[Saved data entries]
....................

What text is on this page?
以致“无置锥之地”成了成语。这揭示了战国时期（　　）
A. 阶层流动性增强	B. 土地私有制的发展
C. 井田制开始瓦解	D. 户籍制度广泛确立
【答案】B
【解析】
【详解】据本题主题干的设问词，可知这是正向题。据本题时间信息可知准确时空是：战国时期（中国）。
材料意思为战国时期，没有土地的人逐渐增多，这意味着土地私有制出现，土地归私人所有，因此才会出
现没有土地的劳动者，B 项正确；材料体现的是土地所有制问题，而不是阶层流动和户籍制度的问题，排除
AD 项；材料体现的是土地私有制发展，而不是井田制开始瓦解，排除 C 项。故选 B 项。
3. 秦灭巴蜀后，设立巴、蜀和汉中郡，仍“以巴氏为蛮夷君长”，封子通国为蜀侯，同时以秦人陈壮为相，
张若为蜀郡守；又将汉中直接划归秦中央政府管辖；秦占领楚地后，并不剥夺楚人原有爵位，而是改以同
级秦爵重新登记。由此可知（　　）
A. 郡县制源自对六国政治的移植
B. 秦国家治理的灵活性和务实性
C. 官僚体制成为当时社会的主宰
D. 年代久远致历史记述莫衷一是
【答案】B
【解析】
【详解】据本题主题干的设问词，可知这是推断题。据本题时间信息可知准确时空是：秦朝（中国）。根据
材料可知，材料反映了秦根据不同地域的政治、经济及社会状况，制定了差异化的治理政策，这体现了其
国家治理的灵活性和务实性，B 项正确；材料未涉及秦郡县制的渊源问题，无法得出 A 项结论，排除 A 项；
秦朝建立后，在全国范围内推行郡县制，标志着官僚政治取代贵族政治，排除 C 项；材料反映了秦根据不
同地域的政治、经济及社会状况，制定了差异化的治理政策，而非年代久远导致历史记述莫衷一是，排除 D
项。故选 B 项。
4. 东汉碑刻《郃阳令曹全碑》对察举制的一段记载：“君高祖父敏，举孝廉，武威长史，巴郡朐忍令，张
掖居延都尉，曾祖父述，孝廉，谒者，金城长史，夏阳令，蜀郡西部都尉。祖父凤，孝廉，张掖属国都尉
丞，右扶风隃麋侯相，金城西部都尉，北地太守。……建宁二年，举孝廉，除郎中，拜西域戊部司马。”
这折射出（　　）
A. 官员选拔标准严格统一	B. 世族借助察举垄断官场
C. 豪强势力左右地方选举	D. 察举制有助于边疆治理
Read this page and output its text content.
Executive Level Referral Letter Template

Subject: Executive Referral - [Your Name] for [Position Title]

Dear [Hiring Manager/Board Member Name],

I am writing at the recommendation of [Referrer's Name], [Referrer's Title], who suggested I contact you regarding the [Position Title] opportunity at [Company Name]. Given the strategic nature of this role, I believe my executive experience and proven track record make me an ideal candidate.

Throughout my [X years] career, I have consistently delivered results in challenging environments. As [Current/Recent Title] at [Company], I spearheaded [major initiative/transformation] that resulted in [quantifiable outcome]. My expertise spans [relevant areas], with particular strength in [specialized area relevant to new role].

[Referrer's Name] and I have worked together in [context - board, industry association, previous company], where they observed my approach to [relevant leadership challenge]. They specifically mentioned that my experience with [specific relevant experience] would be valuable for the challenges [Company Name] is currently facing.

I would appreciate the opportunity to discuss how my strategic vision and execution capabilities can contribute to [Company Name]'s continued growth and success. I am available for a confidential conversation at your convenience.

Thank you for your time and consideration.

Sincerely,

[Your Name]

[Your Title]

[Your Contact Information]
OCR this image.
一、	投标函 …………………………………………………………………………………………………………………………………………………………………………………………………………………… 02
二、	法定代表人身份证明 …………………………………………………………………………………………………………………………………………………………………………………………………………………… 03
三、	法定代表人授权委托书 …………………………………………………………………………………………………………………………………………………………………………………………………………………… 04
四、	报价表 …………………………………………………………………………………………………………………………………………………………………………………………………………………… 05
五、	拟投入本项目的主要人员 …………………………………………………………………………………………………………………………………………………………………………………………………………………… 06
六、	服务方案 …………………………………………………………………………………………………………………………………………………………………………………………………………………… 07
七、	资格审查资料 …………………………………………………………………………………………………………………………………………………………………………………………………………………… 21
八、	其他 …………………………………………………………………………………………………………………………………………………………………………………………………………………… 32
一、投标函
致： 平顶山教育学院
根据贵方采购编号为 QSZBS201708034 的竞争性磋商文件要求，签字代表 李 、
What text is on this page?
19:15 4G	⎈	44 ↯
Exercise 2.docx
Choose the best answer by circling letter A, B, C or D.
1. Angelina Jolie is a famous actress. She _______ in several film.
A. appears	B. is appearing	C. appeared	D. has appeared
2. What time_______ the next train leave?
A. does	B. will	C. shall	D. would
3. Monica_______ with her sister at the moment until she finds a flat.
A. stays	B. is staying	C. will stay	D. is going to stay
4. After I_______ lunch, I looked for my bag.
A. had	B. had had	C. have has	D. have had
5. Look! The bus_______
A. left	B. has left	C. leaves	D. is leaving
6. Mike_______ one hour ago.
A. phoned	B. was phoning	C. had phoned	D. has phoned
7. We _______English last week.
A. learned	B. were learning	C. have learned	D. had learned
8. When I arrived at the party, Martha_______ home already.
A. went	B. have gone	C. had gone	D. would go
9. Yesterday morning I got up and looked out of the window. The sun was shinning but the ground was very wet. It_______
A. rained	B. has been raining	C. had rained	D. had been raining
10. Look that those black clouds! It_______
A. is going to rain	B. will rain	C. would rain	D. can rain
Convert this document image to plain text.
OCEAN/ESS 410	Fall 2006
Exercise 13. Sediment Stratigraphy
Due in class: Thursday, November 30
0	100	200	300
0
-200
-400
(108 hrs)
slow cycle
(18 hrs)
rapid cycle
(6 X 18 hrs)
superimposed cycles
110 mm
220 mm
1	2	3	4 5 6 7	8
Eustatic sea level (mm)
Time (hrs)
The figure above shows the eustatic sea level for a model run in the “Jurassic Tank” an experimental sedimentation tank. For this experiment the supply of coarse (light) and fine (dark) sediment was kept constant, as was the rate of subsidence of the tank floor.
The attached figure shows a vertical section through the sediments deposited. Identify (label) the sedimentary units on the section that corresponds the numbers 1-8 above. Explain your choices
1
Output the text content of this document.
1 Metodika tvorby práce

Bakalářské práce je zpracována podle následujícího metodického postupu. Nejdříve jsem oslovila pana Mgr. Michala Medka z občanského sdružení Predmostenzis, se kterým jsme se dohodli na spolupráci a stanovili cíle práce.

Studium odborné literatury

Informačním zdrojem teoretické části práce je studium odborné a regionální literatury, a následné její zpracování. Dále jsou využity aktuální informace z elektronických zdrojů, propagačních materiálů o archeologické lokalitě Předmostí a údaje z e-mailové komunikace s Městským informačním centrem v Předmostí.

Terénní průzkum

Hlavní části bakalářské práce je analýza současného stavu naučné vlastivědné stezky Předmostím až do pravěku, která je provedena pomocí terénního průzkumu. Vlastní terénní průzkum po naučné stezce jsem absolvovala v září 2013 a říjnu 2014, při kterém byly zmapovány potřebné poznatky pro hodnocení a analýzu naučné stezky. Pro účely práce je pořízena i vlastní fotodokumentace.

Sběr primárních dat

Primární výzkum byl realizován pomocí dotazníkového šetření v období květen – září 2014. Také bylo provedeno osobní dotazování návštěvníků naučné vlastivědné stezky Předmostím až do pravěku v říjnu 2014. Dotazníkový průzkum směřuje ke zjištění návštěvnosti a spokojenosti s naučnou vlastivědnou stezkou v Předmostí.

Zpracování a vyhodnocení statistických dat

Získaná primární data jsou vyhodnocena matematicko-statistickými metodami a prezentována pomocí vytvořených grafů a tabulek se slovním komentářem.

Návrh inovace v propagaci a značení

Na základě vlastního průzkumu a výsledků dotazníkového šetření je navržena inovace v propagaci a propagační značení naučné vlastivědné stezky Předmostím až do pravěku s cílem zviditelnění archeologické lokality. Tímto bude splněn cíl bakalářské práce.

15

....................

Tally the lines in these entries that have the string "content" in them, then answer with the count and nothing else.

### Completed exercise
2